**Input rows**:
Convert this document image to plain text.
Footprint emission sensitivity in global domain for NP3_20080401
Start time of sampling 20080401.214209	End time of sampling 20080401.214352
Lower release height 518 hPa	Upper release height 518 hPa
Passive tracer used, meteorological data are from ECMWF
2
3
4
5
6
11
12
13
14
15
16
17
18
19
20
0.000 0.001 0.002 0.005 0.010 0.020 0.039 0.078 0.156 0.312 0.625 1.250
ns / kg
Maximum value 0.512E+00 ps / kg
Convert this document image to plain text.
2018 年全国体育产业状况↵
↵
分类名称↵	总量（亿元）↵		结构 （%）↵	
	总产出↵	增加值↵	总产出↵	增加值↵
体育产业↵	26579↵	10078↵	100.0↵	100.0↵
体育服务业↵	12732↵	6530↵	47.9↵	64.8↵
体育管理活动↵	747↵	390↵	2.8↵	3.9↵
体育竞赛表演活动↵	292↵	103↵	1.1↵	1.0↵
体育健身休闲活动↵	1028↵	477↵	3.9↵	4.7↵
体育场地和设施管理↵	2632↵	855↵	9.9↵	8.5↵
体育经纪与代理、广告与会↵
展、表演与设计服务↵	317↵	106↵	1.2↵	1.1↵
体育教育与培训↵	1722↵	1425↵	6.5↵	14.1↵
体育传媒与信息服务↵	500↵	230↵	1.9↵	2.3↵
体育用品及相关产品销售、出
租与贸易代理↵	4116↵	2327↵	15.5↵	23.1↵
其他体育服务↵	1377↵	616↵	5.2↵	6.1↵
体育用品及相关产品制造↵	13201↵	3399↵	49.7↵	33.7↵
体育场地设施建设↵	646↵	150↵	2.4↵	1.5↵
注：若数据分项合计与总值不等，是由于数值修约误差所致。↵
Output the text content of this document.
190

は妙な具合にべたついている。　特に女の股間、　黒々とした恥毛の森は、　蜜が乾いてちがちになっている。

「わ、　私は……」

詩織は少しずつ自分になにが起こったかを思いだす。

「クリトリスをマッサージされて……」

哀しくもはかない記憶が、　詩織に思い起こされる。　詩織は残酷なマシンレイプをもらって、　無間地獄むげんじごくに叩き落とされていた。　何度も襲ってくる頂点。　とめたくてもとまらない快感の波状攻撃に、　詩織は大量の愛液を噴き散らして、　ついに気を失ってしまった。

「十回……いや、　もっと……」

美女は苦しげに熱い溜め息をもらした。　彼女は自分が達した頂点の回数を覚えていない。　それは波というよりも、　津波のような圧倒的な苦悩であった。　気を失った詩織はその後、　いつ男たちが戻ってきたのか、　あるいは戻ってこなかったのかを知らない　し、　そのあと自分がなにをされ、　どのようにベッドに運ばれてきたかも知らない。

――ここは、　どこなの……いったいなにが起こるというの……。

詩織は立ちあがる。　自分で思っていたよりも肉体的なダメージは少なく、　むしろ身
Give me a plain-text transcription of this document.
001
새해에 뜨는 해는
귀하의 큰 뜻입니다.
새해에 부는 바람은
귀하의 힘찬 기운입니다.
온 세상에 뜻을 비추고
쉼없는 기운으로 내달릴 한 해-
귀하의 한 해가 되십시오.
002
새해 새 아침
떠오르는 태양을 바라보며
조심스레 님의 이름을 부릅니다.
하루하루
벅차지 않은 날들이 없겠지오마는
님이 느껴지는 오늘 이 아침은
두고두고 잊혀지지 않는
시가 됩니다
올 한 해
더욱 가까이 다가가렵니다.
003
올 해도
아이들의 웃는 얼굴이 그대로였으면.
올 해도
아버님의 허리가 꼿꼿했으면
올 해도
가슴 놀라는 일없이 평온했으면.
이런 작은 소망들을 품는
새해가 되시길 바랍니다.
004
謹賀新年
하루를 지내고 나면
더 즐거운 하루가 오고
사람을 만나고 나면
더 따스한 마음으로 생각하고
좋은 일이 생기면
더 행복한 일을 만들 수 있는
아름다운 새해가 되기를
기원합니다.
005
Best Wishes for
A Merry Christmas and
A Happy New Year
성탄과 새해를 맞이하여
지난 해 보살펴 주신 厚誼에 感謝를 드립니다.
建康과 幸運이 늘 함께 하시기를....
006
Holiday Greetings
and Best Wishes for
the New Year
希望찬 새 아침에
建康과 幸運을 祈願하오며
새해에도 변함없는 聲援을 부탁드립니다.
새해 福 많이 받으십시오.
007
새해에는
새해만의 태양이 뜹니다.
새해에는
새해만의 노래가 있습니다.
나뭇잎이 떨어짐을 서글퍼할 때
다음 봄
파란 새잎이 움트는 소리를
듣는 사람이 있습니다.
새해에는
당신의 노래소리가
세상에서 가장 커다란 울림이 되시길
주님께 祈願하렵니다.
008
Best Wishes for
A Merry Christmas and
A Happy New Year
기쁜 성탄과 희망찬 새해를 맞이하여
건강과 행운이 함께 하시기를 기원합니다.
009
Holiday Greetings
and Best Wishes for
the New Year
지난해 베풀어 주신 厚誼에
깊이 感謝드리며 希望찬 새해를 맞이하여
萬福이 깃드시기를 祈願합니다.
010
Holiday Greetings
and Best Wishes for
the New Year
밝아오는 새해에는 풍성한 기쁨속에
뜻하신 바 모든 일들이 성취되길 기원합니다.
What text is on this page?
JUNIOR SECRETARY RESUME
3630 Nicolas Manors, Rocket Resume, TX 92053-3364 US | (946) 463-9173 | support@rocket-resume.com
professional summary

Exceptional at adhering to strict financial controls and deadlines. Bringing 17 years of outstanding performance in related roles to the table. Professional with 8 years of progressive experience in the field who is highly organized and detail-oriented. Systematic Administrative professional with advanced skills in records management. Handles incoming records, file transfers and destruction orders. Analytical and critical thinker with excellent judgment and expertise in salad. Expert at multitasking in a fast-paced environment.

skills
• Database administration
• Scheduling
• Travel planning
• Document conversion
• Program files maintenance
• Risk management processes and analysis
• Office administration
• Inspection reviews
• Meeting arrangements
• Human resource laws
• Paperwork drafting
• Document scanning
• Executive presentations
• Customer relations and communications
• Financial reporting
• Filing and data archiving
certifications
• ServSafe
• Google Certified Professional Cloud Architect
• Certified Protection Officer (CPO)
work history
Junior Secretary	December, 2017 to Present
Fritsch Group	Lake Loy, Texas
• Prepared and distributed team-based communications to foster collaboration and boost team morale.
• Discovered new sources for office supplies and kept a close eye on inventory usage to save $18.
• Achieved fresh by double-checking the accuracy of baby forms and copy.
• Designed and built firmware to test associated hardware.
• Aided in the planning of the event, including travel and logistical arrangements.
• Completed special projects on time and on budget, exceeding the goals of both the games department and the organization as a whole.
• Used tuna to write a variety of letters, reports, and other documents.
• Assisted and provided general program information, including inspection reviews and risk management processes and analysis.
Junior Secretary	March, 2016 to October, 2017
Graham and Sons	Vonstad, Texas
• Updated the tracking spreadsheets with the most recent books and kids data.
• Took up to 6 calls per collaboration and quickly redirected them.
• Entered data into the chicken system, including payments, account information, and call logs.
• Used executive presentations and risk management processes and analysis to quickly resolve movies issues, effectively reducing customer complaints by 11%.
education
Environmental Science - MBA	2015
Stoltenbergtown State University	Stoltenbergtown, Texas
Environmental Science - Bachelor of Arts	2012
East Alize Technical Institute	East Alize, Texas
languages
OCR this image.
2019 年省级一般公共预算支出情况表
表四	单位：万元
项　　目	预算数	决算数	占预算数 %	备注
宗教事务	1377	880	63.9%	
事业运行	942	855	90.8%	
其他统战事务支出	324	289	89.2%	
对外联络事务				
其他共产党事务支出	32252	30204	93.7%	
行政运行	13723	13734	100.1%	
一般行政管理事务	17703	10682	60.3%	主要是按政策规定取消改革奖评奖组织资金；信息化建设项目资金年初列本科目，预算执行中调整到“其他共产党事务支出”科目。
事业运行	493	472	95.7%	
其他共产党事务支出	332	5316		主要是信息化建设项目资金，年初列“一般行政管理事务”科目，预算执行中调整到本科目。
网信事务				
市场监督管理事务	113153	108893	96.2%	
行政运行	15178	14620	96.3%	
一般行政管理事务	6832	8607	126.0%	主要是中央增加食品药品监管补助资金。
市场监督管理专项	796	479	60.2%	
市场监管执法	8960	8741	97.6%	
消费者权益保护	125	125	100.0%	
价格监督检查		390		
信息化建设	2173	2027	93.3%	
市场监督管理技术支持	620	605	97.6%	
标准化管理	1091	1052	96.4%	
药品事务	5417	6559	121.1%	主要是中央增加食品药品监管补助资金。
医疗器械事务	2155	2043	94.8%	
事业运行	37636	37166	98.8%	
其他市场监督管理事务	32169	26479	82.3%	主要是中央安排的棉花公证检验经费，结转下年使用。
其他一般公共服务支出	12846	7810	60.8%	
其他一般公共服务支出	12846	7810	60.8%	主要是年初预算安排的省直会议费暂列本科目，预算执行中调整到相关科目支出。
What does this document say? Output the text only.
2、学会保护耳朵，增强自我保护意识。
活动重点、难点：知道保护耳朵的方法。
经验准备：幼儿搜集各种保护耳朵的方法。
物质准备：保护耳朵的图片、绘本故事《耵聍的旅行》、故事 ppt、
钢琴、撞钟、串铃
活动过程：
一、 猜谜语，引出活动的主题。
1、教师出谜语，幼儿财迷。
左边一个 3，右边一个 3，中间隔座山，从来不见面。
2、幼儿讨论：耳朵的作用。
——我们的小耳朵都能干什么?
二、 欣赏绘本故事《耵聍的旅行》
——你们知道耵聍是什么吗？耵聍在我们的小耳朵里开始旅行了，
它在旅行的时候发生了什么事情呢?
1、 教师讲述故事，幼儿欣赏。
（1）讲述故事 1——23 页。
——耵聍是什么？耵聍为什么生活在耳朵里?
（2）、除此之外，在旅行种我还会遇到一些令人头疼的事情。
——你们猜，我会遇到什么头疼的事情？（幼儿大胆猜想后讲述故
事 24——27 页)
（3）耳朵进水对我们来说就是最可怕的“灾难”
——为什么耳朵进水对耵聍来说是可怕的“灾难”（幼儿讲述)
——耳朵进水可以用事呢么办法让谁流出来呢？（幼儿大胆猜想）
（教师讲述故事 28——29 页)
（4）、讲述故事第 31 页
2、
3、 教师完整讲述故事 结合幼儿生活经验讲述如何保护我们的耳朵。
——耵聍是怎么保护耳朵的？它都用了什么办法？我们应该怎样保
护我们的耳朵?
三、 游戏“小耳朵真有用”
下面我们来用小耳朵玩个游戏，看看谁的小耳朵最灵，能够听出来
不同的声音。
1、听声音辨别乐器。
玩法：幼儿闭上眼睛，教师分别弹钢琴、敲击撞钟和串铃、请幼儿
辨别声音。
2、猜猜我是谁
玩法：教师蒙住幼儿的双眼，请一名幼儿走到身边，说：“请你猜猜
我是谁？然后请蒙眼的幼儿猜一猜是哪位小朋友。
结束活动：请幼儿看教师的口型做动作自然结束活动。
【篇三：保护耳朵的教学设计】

**Do this**:
The line containing "What does this" and every line after it, through the end of the records, should be repeated exactly and alone.

**Right answer**:
What does this document say? Output the text only.
2、学会保护耳朵，增强自我保护意识。
活动重点、难点：知道保护耳朵的方法。
经验准备：幼儿搜集各种保护耳朵的方法。
物质准备：保护耳朵的图片、绘本故事《耵聍的旅行》、故事 ppt、
钢琴、撞钟、串铃
活动过程：
一、 猜谜语，引出活动的主题。
1、教师出谜语，幼儿财迷。
左边一个 3，右边一个 3，中间隔座山，从来不见面。
2、幼儿讨论：耳朵的作用。
——我们的小耳朵都能干什么?
二、 欣赏绘本故事《耵聍的旅行》
——你们知道耵聍是什么吗？耵聍在我们的小耳朵里开始旅行了，
它在旅行的时候发生了什么事情呢?
1、 教师讲述故事，幼儿欣赏。
（1）讲述故事 1——23 页。
——耵聍是什么？耵聍为什么生活在耳朵里?
（2）、除此之外，在旅行种我还会遇到一些令人头疼的事情。
——你们猜，我会遇到什么头疼的事情？（幼儿大胆猜想后讲述故
事 24——27 页)
（3）耳朵进水对我们来说就是最可怕的“灾难”
——为什么耳朵进水对耵聍来说是可怕的“灾难”（幼儿讲述)
——耳朵进水可以用事呢么办法让谁流出来呢？（幼儿大胆猜想）
（教师讲述故事 28——29 页)
（4）、讲述故事第 31 页
2、
3、 教师完整讲述故事 结合幼儿生活经验讲述如何保护我们的耳朵。
——耵聍是怎么保护耳朵的？它都用了什么办法？我们应该怎样保
护我们的耳朵?
三、 游戏“小耳朵真有用”
下面我们来用小耳朵玩个游戏，看看谁的小耳朵最灵，能够听出来
不同的声音。
1、听声音辨别乐器。
玩法：幼儿闭上眼睛，教师分别弹钢琴、敲击撞钟和串铃、请幼儿
辨别声音。
2、猜猜我是谁
玩法：教师蒙住幼儿的双眼，请一名幼儿走到身边，说：“请你猜猜
我是谁？然后请蒙眼的幼儿猜一猜是哪位小朋友。
结束活动：请幼儿看教师的口型做动作自然结束活动。
【篇三：保护耳朵的教学设计】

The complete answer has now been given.